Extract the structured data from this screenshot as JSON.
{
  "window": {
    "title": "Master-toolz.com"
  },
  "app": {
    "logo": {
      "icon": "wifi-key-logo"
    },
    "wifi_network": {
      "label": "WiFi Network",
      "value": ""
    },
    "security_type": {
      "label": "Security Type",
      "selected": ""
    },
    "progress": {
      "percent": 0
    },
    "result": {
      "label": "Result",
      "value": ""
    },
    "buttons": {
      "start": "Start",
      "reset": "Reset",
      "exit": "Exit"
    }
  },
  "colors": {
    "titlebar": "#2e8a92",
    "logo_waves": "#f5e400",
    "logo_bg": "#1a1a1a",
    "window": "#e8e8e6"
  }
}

• **Exercise aim**: Pull out all lines from the entries above in which the word "label" appears.

• **Worked answer**:
      "label": "WiFi Network",
      "label": "Security Type",
      "label": "Result",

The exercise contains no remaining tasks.